Rational Optimism: An Interview With Book Publicist Michael Goldsmith
Every writer I’ve ever met spends the run-up to their book’s publication anxiously awaiting news from their publicist. I hope this interview will make that wait a little less mystifying.
An agent friend once whispered to me as we entered a holiday publishing party, “Inevitably someone here owes me an email, and inevitably I owe someone else an email, and we will all spend the whole night avoiding each other.” Now every time I go to a book event, I can’t help but see each person as a character in a drama called “Waiting to Hear About a Thing.”
“Waiting to Hear About a Thing” could have been the title of my book; so much of the business of being a writer involves not writing but waiting. This is most acutely the case when it comes to book publicity. Every writer I’ve ever met spends the run-up to their book’s publication anxiously awaiting news from their publicist about media coverage. My years as a book publicist were spent anxiously awaiting responses from the media while knowing the author, editor and agent were anxiously awaiting that same news from me. Being an agent also involves a lot of waiting, but being a publicist is even worse. (I hint at why below.)
Waiting is an act without action, one that offers you no control and thus plenty of anxiety. I think a bit of this anxiety could be mitigated if more authors knew how book publicists go about booking media, what a typical timeline looks like, and how an author can best help the process. (I can reassure you the answer isn’t becoming a BookToker or throwing money at publicity gimmicks. No tour bus needed at this time!)

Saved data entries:
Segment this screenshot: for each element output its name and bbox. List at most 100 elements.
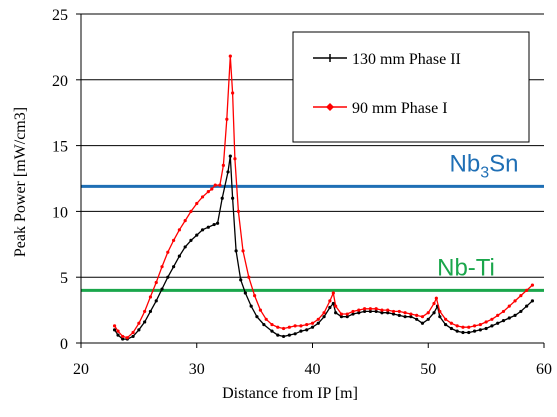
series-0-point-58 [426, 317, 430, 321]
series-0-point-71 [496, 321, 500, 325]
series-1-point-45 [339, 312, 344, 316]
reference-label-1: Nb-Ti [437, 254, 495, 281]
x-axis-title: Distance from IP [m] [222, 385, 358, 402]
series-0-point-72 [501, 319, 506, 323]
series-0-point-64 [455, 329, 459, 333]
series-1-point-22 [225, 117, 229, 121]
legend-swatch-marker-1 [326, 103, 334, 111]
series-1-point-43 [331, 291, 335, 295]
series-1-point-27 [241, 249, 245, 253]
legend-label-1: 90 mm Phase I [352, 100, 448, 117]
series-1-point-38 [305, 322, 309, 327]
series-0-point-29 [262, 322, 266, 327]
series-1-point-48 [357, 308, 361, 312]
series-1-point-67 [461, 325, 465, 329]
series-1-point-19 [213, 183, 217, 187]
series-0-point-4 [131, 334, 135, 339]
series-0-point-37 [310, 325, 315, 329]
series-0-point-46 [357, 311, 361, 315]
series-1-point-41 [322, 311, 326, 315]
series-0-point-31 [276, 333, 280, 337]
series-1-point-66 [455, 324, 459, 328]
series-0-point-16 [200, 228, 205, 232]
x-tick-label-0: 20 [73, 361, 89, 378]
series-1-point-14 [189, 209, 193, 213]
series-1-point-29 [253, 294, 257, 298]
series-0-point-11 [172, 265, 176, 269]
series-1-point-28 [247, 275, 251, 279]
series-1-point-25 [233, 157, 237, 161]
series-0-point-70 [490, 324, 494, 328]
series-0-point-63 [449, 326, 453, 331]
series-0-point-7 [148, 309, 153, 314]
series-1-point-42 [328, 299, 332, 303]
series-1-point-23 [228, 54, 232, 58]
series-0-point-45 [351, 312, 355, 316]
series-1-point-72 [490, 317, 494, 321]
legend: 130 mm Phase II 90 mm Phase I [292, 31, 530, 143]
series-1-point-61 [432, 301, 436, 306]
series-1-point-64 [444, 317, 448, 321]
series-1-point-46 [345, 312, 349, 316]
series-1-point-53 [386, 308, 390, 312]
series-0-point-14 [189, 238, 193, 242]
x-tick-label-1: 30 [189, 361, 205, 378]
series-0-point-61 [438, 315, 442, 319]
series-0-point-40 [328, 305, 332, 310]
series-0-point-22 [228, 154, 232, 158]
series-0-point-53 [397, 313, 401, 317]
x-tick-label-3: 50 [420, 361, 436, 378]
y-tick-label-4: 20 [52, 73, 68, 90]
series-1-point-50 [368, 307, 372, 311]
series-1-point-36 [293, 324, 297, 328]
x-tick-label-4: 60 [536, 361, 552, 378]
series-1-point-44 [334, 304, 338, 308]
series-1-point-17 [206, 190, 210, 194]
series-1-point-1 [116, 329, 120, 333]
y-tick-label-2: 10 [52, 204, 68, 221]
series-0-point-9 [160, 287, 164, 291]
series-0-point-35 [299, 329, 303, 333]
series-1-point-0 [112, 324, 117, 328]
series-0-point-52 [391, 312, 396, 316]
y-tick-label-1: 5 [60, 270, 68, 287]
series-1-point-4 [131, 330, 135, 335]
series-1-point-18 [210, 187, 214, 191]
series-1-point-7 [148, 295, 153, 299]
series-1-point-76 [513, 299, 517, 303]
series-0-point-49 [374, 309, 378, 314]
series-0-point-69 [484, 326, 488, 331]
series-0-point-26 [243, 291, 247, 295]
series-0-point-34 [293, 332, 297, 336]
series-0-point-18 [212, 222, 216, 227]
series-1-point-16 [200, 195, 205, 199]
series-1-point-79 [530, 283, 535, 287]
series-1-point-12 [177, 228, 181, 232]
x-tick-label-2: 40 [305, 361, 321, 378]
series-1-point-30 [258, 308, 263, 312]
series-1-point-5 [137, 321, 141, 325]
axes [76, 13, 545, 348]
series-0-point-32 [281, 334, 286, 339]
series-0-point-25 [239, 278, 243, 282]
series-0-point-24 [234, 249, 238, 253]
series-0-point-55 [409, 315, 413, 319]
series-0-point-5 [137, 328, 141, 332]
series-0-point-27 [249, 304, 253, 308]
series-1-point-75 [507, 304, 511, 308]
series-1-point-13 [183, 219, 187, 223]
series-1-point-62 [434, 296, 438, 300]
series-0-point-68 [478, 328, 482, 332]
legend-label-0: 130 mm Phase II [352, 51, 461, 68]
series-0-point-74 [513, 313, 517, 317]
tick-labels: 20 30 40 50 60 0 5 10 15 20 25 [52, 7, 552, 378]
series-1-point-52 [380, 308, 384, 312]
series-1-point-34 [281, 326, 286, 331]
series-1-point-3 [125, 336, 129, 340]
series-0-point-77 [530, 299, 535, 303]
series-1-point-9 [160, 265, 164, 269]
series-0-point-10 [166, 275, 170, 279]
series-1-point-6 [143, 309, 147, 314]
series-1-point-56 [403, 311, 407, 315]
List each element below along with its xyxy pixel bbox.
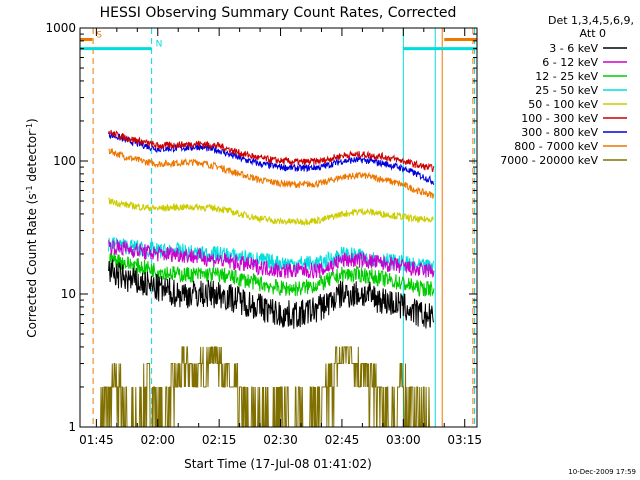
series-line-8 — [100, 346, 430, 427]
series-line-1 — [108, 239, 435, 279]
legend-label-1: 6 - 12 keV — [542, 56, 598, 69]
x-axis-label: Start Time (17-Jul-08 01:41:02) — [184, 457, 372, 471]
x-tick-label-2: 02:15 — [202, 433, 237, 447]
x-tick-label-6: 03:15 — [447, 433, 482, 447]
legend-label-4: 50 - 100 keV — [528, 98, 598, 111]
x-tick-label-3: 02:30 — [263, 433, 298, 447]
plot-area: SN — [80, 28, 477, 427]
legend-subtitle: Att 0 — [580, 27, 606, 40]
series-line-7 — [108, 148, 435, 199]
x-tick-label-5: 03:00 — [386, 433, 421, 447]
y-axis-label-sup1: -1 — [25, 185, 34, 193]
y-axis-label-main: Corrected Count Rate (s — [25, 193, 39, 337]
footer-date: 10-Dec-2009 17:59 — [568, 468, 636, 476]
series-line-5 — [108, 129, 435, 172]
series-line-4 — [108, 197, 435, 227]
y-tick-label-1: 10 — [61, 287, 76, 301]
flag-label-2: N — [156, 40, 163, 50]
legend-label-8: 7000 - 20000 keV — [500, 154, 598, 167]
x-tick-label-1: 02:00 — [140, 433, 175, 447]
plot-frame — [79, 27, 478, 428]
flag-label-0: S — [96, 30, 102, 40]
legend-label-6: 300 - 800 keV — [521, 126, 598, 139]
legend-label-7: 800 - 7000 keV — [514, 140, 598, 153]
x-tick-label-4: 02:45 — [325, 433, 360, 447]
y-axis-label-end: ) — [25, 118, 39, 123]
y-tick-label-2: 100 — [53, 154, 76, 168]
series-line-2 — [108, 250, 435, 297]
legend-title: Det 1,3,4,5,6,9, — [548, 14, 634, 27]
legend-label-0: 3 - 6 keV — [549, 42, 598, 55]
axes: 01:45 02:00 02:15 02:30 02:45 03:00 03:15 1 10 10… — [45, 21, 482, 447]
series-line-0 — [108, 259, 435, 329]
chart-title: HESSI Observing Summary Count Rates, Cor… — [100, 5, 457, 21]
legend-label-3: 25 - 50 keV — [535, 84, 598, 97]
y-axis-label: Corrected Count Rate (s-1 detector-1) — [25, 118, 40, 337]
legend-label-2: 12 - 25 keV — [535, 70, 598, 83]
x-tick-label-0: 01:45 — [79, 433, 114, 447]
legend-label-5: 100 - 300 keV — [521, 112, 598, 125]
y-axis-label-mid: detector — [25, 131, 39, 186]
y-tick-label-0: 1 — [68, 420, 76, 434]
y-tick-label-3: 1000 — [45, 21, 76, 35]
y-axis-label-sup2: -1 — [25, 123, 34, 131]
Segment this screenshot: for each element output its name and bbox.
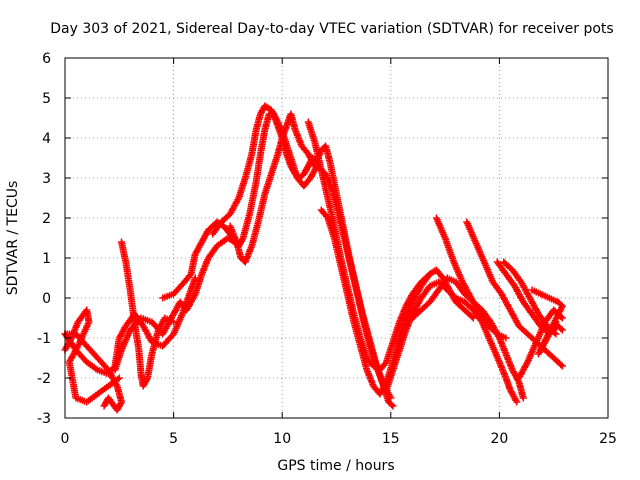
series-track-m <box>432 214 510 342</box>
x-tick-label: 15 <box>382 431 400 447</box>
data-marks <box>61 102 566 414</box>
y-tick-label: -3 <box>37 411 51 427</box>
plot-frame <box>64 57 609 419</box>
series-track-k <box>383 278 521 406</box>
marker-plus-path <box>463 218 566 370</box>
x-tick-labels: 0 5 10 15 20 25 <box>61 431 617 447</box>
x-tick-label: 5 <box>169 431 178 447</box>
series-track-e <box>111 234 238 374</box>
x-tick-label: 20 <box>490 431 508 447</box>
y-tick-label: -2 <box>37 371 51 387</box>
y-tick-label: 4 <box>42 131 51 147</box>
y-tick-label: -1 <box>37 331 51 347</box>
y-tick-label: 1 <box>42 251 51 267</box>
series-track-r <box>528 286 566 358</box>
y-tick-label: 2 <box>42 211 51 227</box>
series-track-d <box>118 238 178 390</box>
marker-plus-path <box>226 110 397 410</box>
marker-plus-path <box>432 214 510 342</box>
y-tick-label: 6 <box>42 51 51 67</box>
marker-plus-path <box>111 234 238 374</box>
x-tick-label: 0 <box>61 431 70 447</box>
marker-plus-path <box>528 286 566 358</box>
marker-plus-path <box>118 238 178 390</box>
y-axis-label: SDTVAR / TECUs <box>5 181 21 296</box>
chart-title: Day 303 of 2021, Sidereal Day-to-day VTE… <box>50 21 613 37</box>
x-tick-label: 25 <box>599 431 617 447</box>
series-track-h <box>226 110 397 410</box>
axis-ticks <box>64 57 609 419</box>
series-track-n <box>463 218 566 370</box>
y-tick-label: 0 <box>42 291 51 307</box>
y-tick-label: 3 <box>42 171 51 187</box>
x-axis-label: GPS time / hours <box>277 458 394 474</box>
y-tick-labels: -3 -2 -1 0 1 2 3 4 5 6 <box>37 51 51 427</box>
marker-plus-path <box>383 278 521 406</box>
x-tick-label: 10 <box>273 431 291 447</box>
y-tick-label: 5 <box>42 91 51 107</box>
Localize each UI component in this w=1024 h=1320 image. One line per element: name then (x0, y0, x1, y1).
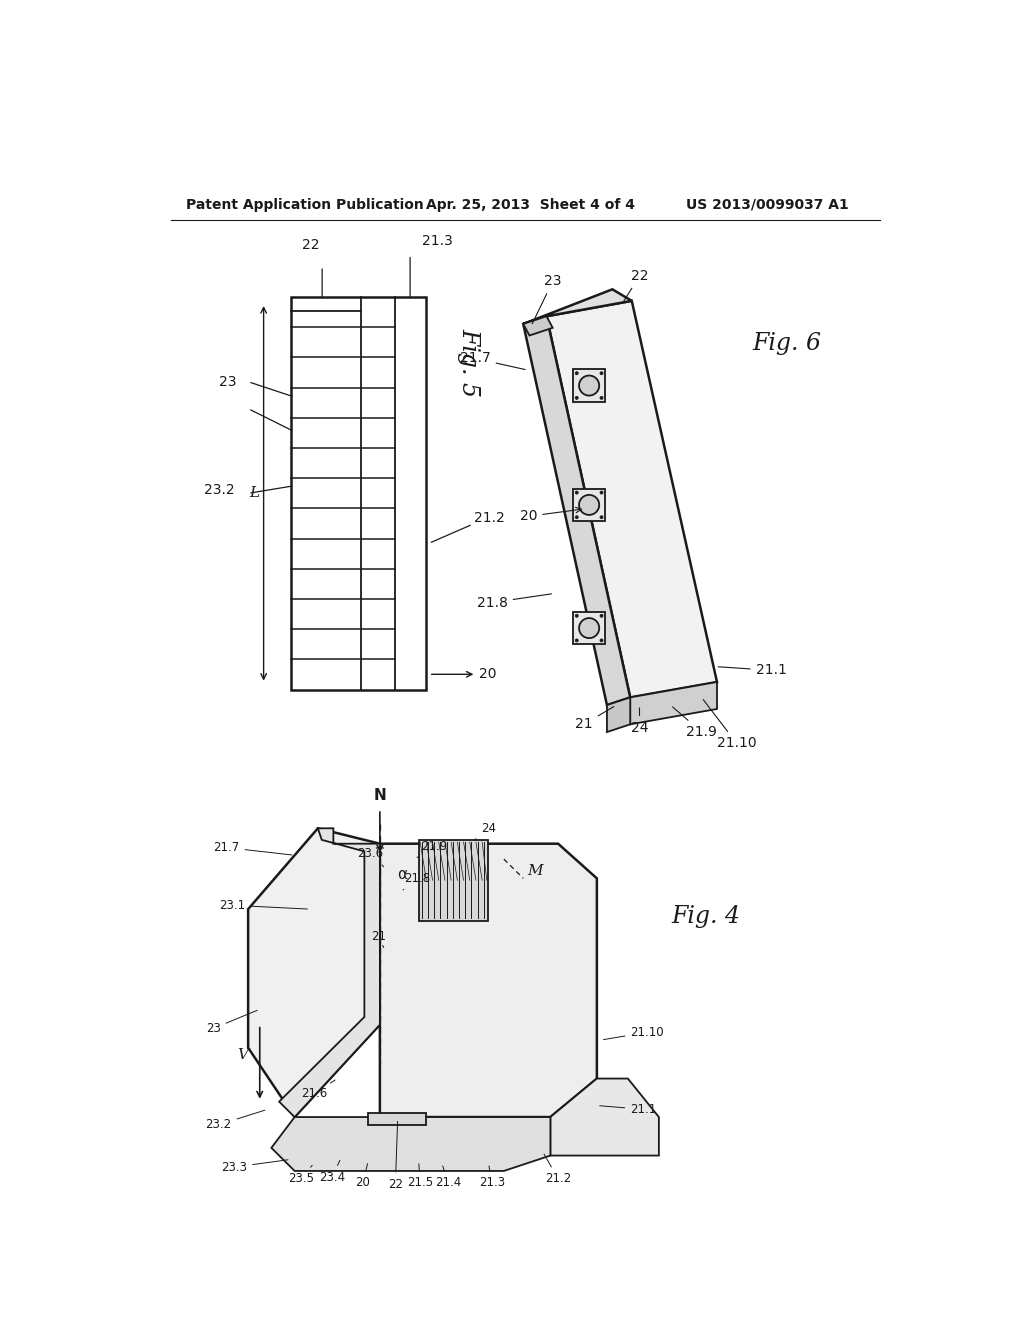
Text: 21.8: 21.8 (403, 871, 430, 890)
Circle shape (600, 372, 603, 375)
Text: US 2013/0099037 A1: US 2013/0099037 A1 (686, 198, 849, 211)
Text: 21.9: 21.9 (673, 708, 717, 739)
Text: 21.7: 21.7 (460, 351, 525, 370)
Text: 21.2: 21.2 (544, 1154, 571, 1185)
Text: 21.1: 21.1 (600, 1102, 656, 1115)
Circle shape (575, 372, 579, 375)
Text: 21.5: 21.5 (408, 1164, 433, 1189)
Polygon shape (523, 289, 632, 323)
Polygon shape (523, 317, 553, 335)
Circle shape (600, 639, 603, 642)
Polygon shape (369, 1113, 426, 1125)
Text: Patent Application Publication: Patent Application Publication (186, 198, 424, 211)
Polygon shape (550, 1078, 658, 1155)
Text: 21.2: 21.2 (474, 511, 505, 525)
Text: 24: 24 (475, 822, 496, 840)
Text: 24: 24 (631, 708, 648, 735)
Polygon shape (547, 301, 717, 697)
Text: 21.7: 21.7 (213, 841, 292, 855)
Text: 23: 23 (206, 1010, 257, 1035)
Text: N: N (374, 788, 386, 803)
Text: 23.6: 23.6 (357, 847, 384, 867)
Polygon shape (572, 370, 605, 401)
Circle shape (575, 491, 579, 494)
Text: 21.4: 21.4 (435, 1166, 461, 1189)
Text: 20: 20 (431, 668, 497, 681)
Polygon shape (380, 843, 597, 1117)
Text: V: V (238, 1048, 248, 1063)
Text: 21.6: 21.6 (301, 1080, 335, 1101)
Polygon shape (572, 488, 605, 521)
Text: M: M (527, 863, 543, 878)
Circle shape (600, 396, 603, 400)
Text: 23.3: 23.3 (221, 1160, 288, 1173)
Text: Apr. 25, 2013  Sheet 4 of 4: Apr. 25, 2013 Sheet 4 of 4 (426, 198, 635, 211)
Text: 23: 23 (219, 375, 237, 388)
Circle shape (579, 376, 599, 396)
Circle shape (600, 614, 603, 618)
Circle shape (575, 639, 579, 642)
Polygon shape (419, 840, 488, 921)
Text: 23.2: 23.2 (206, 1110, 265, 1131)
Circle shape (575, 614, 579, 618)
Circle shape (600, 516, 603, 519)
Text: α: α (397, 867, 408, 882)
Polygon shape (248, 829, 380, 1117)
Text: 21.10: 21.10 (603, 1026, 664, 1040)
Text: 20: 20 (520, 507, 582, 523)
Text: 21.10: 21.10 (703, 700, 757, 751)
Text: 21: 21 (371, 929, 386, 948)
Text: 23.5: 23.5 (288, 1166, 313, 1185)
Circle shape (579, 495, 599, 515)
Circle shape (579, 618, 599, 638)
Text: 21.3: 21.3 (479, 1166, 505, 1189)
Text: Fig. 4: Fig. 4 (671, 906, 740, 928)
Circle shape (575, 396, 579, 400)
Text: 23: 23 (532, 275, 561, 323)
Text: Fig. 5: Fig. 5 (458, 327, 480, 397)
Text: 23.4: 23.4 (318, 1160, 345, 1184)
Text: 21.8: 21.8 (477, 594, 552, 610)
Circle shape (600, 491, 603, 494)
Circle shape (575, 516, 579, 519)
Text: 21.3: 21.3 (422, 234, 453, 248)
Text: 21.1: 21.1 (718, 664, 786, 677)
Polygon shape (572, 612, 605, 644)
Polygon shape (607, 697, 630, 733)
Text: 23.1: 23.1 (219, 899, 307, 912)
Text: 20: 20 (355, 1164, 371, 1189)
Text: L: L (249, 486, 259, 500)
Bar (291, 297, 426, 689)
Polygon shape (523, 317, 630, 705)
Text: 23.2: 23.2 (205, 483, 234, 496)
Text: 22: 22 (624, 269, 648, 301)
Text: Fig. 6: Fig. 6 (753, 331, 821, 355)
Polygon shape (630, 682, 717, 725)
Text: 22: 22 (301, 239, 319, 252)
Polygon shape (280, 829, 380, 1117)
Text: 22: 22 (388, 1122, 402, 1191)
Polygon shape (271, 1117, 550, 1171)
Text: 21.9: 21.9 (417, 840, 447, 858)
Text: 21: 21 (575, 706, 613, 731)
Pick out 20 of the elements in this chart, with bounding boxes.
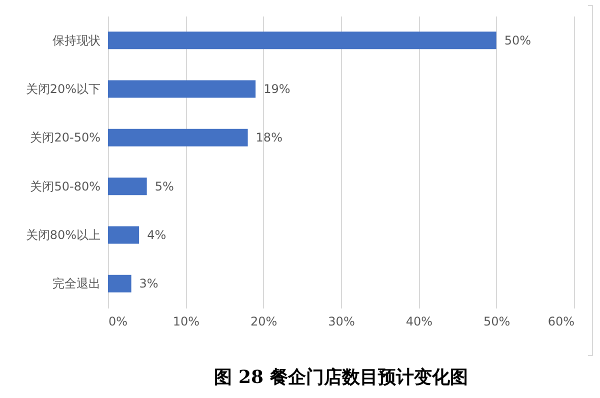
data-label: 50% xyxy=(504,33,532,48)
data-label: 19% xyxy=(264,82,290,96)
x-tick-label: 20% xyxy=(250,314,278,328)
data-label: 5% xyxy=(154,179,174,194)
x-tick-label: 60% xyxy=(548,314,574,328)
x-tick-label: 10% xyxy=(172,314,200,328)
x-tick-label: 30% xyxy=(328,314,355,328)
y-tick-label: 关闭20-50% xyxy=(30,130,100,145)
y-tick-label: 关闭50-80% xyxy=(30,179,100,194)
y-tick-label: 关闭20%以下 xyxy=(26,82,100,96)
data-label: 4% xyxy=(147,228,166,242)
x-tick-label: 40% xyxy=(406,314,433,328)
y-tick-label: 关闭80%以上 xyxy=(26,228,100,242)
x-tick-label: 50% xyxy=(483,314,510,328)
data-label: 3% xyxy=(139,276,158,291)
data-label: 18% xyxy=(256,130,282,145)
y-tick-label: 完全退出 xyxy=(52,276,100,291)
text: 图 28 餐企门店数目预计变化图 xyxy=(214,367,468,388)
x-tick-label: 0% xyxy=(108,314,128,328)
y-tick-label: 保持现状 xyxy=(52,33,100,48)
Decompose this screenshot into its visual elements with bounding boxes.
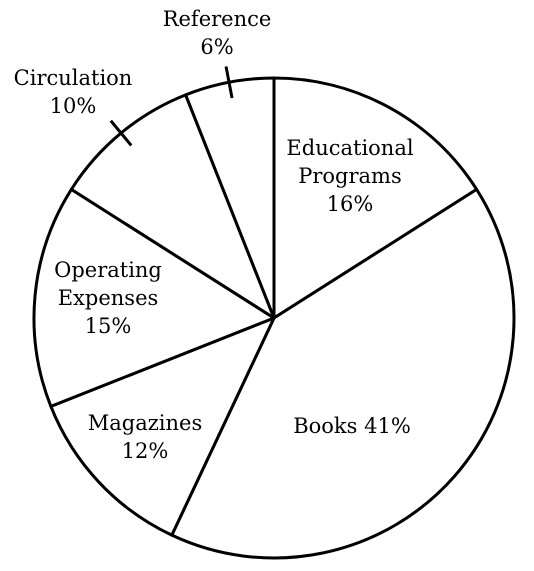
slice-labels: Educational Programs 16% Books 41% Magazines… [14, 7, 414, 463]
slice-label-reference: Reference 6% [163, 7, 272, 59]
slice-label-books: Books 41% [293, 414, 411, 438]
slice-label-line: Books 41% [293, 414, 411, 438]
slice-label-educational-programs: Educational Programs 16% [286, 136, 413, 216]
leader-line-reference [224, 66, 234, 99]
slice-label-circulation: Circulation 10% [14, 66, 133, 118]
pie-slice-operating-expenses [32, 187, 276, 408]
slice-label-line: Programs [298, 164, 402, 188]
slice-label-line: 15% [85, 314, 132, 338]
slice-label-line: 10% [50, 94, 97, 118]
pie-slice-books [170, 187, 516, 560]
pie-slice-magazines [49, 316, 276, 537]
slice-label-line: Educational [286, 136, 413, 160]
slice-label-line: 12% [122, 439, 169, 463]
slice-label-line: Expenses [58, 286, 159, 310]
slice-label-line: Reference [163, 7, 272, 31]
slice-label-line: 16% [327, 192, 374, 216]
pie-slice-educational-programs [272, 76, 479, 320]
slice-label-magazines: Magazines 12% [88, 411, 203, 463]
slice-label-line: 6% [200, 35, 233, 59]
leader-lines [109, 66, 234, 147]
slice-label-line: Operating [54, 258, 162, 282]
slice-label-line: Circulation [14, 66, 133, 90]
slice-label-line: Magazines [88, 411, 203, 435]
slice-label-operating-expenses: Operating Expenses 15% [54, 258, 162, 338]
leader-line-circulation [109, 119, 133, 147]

**Objectives**
1. In the book publicity interview, what is the name of the drama the writer imagines at every book event?
2. List the three things the book publicity interview says more authors should know in order to ease their anxiety.
3. Resume the book publicity interview from its last sentence.

**Task results**
1. "Waiting to Hear About a Thing."

2. How book publicists go about booking media, what a typical timeline looks like, and how an author can best help the process.

3.
For my book, I interviewed some of my favorite publicists to get into this. This week I share an interview with Michael Goldsmith, Senior Publicity Director at Doubleday (and delightful social media presence). This is a long interview. Here are some things I cover so you can decide whether to read or skip:
The typical timeline for a book publicist campaign, e.g. when you should first meet with your publicist, when national media typically gets booked, when you should consider pivoting in your message because it’s not landing
What a publicity director does versus “just a publicist” and how that affects their respective relationships with media (NB: just because the publicist assigned to you is relatively junior, that does not mean your book won’t be pitched to top media)
No publicist can guarantee you media bookings but they should be able to promise you clear and regular communication. Michael details what that might look like.
What are some benchmarks for success, and how might you define your own?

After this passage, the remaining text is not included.